■ Aim of the task:
Report only the number of lines in this material that include "Aktionen".

■ Listing:
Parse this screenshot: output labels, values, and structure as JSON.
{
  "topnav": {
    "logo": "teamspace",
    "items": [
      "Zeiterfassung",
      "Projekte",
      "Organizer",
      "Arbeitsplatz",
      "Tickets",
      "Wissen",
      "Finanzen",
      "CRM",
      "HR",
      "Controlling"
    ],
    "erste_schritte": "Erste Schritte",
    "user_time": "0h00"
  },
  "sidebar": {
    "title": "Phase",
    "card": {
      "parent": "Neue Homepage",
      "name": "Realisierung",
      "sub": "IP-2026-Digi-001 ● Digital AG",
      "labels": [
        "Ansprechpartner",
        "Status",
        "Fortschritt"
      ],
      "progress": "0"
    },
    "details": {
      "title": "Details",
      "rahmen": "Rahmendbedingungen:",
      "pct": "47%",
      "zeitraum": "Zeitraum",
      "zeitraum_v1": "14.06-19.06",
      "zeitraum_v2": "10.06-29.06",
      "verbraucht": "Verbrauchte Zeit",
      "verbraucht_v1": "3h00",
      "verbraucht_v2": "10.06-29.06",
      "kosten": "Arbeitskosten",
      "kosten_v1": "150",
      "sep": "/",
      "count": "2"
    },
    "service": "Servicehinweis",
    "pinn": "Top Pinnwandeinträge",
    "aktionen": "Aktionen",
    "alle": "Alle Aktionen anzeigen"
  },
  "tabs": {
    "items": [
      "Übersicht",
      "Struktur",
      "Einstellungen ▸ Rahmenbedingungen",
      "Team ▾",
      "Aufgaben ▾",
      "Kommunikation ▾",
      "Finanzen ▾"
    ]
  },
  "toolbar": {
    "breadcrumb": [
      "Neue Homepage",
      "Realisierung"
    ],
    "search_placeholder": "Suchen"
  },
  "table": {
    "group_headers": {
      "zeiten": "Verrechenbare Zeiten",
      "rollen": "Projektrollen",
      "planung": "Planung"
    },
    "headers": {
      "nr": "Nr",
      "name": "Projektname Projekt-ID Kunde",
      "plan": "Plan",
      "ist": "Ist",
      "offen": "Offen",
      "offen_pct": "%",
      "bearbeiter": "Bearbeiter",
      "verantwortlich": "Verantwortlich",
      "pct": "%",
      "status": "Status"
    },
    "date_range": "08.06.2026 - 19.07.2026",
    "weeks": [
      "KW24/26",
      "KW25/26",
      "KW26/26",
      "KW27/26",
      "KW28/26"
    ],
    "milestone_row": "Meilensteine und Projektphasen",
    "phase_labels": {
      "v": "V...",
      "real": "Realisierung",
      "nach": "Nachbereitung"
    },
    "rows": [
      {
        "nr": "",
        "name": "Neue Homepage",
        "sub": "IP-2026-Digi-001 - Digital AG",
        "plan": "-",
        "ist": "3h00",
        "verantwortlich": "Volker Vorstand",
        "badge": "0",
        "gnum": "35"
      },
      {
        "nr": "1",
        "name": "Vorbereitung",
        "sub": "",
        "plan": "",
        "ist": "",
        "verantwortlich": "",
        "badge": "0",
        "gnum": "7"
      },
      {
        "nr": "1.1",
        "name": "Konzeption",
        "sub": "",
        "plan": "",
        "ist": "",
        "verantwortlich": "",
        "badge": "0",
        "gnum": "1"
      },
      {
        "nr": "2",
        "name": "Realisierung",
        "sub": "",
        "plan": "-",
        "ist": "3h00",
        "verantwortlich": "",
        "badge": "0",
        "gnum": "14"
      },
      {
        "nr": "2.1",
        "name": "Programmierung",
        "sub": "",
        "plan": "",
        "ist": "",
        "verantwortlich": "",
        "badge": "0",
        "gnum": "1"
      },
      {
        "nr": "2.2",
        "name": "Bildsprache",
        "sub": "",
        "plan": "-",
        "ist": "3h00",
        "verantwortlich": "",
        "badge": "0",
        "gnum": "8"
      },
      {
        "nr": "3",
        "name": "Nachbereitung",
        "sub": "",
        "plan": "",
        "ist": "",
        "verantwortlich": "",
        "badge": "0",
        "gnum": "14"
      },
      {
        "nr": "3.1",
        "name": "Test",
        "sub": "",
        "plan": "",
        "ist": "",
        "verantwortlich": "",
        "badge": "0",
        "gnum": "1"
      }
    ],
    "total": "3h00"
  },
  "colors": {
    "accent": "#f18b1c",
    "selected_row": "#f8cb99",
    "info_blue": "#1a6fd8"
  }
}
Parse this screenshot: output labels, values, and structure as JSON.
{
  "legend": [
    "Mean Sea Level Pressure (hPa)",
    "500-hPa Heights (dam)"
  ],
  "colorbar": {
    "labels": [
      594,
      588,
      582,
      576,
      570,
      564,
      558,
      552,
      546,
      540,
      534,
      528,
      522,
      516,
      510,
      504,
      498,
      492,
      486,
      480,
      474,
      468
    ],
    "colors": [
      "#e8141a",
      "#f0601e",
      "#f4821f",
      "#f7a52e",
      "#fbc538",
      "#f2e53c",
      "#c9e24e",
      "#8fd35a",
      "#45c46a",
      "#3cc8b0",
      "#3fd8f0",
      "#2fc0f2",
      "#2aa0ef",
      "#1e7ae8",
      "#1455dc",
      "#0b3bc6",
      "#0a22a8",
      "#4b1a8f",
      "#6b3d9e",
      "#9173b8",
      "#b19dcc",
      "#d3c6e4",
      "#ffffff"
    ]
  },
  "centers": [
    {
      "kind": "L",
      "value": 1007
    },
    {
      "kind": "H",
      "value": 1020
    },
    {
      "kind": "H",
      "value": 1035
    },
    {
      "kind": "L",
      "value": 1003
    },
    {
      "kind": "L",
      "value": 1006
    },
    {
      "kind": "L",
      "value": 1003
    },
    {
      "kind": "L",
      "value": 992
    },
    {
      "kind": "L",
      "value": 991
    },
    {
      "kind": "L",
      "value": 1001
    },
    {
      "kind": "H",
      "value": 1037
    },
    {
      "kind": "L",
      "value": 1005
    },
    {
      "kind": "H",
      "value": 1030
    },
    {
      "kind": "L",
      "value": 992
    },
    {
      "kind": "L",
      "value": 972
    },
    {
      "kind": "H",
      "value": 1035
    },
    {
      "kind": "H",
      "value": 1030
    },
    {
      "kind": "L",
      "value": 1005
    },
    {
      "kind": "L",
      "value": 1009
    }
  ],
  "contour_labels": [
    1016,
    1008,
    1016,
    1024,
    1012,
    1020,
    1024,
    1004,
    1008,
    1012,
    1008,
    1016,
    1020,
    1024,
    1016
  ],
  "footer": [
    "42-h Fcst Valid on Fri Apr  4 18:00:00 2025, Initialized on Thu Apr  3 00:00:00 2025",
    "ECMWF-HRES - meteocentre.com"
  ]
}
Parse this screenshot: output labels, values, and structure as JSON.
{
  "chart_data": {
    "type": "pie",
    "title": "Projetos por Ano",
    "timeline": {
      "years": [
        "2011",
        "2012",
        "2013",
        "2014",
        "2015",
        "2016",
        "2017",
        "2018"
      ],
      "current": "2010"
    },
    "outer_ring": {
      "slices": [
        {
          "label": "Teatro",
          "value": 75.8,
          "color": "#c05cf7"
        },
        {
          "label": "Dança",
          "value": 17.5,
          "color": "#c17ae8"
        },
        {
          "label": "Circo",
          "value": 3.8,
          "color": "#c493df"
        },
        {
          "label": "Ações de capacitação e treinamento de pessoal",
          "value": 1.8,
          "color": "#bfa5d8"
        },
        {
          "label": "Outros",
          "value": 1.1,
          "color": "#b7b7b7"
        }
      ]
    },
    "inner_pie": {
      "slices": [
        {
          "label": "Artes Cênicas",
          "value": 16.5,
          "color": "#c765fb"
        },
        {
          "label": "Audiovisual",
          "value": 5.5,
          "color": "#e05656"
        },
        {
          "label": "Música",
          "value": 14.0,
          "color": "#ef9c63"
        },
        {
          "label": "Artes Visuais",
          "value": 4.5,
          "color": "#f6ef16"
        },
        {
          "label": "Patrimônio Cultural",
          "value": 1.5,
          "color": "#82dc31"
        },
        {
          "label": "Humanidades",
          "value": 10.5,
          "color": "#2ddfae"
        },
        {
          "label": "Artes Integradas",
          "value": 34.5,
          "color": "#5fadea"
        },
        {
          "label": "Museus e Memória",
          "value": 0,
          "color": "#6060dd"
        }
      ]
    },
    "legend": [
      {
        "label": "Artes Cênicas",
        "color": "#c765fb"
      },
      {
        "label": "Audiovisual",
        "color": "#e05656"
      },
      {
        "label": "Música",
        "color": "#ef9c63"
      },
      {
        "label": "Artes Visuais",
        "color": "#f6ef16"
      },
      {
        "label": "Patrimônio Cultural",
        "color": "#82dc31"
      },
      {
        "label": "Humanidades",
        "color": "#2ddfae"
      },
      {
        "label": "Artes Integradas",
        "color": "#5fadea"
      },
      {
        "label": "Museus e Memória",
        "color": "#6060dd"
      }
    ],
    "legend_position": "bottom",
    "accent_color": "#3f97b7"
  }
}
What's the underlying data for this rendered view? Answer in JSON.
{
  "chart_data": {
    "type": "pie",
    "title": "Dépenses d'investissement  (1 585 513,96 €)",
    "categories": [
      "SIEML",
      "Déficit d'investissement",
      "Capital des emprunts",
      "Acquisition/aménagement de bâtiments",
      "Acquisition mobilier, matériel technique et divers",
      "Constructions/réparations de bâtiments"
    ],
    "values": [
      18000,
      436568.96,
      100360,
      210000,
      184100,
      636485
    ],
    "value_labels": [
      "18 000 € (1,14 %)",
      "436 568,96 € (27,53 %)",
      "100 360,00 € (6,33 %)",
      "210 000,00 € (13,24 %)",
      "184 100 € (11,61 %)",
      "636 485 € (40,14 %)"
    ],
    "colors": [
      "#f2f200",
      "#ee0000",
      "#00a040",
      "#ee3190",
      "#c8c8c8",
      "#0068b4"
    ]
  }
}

■ Solution to this problem:
2